- [Task material]:
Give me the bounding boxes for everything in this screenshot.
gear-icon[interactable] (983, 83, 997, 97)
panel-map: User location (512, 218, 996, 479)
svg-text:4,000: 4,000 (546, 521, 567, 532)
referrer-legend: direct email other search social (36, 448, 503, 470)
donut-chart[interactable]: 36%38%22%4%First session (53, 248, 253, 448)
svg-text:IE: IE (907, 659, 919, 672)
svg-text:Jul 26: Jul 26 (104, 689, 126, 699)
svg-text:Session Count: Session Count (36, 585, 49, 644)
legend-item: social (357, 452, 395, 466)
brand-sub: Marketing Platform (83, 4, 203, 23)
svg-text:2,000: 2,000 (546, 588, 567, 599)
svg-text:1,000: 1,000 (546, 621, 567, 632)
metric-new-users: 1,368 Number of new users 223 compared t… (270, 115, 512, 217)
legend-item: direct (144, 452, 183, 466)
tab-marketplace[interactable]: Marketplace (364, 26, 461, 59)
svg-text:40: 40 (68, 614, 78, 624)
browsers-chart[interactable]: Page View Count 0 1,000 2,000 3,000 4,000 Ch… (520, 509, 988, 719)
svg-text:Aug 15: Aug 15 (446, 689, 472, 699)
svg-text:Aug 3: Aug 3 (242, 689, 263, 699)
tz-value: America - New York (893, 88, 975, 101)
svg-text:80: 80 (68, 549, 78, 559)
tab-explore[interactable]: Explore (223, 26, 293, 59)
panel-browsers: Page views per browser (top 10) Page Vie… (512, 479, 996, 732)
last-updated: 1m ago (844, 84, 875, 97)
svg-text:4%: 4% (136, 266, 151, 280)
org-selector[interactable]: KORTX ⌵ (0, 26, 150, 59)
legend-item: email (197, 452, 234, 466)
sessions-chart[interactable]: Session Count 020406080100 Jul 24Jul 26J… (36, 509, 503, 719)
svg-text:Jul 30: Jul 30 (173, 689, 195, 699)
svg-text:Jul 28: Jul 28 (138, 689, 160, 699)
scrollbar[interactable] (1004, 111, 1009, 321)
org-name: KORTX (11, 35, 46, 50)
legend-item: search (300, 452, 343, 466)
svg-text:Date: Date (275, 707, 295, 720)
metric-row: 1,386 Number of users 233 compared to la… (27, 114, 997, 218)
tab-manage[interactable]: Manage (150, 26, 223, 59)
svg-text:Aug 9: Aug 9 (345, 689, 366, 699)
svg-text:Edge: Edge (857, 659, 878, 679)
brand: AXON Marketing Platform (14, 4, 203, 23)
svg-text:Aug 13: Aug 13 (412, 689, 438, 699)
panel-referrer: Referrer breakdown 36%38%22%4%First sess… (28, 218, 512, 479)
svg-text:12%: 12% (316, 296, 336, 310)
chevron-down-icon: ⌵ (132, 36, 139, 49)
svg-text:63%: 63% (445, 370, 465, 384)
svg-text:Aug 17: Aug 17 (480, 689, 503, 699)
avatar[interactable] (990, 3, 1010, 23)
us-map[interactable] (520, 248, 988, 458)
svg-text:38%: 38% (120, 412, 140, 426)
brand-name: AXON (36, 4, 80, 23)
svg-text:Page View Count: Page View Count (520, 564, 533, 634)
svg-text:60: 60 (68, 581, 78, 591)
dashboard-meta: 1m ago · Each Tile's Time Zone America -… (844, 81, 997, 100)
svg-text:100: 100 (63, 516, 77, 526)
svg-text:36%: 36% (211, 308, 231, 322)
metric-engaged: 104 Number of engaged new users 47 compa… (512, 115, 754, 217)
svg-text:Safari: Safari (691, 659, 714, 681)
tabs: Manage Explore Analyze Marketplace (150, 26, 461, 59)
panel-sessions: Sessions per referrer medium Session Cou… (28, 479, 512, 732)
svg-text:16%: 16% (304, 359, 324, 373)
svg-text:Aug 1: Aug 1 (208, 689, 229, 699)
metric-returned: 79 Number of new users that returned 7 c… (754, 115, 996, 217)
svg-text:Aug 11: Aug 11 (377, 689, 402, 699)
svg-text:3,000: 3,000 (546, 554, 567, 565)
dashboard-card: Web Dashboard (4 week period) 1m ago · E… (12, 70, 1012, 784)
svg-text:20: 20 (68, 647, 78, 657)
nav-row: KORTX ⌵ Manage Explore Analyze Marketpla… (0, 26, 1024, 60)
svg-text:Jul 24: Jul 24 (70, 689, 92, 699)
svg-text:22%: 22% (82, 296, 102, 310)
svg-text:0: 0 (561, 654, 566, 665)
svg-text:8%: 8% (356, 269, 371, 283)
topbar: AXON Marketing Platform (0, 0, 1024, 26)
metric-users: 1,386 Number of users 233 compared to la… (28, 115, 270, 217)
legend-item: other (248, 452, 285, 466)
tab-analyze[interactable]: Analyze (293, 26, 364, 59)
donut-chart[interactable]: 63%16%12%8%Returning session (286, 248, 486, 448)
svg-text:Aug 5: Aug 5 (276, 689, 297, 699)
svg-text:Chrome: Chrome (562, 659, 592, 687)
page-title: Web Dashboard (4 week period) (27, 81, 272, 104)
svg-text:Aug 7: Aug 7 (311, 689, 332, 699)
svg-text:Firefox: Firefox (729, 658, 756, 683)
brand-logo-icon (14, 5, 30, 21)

- [The problem]:
In the items starting at the first one and ending at the line containing "panel-browsers: Page views", switch "Session Count" to "Session Total" and give those lines again with all else unchanged.

- [Exercise output]:
Give me the bounding boxes for everything in this screenshot.
gear-icon[interactable] (983, 83, 997, 97)
panel-map: User location (512, 218, 996, 479)
svg-text:4,000: 4,000 (546, 521, 567, 532)
referrer-legend: direct email other search social (36, 448, 503, 470)
donut-chart[interactable]: 36%38%22%4%First session (53, 248, 253, 448)
svg-text:IE: IE (907, 659, 919, 672)
svg-text:Jul 26: Jul 26 (104, 689, 126, 699)
svg-text:Session Total: Session Total (36, 585, 49, 644)
legend-item: social (357, 452, 395, 466)
brand-sub: Marketing Platform (83, 4, 203, 23)
svg-text:2,000: 2,000 (546, 588, 567, 599)
svg-text:1,000: 1,000 (546, 621, 567, 632)
metric-new-users: 1,368 Number of new users 223 compared t… (270, 115, 512, 217)
legend-item: direct (144, 452, 183, 466)
tab-marketplace[interactable]: Marketplace (364, 26, 461, 59)
svg-text:40: 40 (68, 614, 78, 624)
browsers-chart[interactable]: Page View Count 0 1,000 2,000 3,000 4,000 Ch… (520, 509, 988, 719)
svg-text:Aug 15: Aug 15 (446, 689, 472, 699)
svg-text:Aug 3: Aug 3 (242, 689, 263, 699)
tz-value: America - New York (893, 88, 975, 101)
svg-text:80: 80 (68, 549, 78, 559)
tab-explore[interactable]: Explore (223, 26, 293, 59)
panel-browsers: Page views per browser (top 10) Page Vie… (512, 479, 996, 732)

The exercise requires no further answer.